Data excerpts
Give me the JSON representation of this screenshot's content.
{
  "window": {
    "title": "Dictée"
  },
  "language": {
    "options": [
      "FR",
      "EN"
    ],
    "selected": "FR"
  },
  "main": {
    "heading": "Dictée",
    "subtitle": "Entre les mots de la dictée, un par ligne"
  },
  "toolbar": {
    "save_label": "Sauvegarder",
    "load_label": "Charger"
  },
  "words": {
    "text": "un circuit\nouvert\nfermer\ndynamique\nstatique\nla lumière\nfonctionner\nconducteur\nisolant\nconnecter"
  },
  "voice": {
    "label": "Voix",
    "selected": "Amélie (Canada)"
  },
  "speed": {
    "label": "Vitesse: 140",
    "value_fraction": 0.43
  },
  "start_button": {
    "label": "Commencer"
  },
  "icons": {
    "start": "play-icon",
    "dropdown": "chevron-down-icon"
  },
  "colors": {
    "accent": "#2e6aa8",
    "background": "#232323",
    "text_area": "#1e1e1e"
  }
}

**What the exercise asks**
Copy out every line of the listing that contains the string "selected".

**Task solution**
    "selected": "FR"
    "selected": "Amélie (Canada)"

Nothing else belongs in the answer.